[Extracted data entries]
[START]

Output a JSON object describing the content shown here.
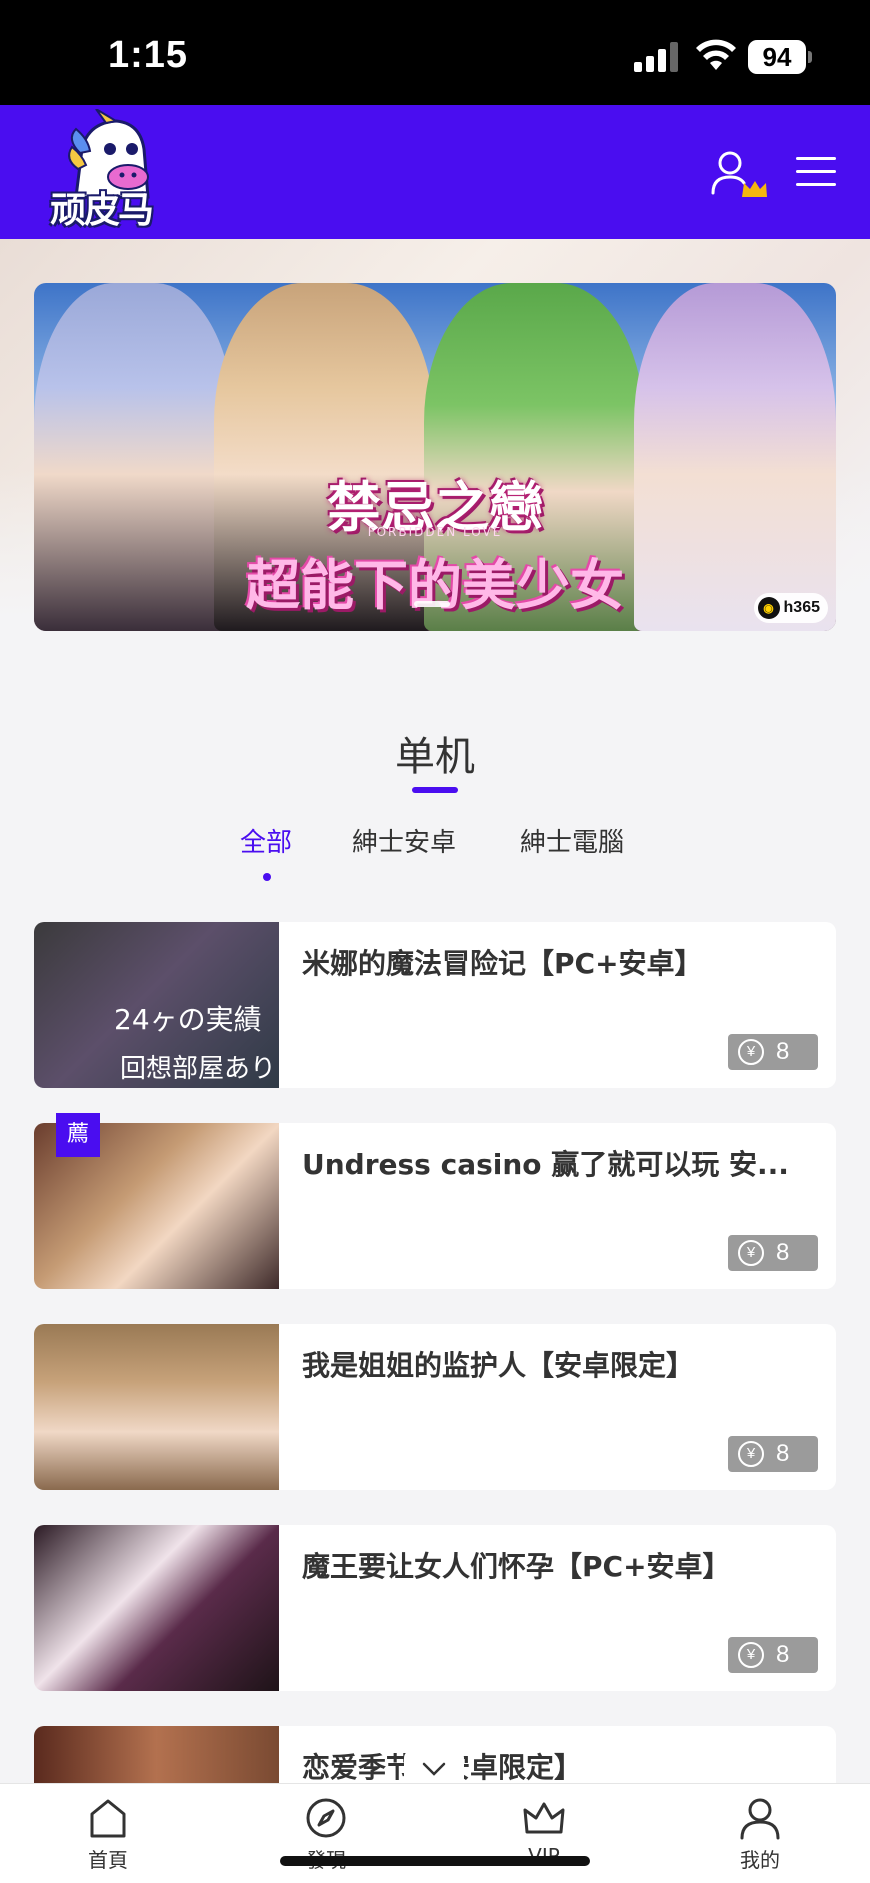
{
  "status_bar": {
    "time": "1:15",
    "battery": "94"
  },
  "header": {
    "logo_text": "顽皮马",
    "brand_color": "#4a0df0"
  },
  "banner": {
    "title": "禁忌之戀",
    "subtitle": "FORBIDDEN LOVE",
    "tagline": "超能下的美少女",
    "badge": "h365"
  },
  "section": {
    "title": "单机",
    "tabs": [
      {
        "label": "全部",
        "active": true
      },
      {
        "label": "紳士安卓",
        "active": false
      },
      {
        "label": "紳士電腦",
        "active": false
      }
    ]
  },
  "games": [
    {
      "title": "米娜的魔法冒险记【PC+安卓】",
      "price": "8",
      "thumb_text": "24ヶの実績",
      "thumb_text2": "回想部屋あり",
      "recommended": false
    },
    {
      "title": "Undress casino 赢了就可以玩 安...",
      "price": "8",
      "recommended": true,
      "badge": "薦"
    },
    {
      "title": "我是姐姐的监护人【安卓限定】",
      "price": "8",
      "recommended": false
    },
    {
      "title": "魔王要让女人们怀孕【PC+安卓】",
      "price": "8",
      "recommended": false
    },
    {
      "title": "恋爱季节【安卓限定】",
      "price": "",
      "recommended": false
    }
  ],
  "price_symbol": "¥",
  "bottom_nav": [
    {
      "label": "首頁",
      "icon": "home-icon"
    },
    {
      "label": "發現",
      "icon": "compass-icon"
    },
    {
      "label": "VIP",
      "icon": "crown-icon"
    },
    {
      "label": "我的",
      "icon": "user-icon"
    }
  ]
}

[END]

# [AIM]
All of the entries above should be duplicated exactly, except for the pictures.

# [REPLY TO THE EXERCISE]
Output a JSON object describing the content shown here.
{
  "status_bar": {
    "time": "1:15",
    "battery": "94"
  },
  "header": {
    "logo_text": "顽皮马",
    "brand_color": "#4a0df0"
  },
  "banner": {
    "title": "禁忌之戀",
    "subtitle": "FORBIDDEN LOVE",
    "tagline": "超能下的美少女",
    "badge": "h365"
  },
  "section": {
    "title": "单机",
    "tabs": [
      {
        "label": "全部",
        "active": true
      },
      {
        "label": "紳士安卓",
        "active": false
      },
      {
        "label": "紳士電腦",
        "active": false
      }
    ]
  },
  "games": [
    {
      "title": "米娜的魔法冒险记【PC+安卓】",
      "price": "8",
      "thumb_text": "24ヶの実績",
      "thumb_text2": "回想部屋あり",
      "recommended": false
    },
    {
      "title": "Undress casino 赢了就可以玩 安...",
      "price": "8",
      "recommended": true,
      "badge": "薦"
    },
    {
      "title": "我是姐姐的监护人【安卓限定】",
      "price": "8",
      "recommended": false
    },
    {
      "title": "魔王要让女人们怀孕【PC+安卓】",
      "price": "8",
      "recommended": false
    },
    {
      "title": "恋爱季节【安卓限定】",
      "price": "",
      "recommended": false
    }
  ],
  "price_symbol": "¥",
  "bottom_nav": [
    {
      "label": "首頁",
      "icon": "home-icon"
    },
    {
      "label": "發現",
      "icon": "compass-icon"
    },
    {
      "label": "VIP",
      "icon": "crown-icon"
    },
    {
      "label": "我的",
      "icon": "user-icon"
    }
  ]
}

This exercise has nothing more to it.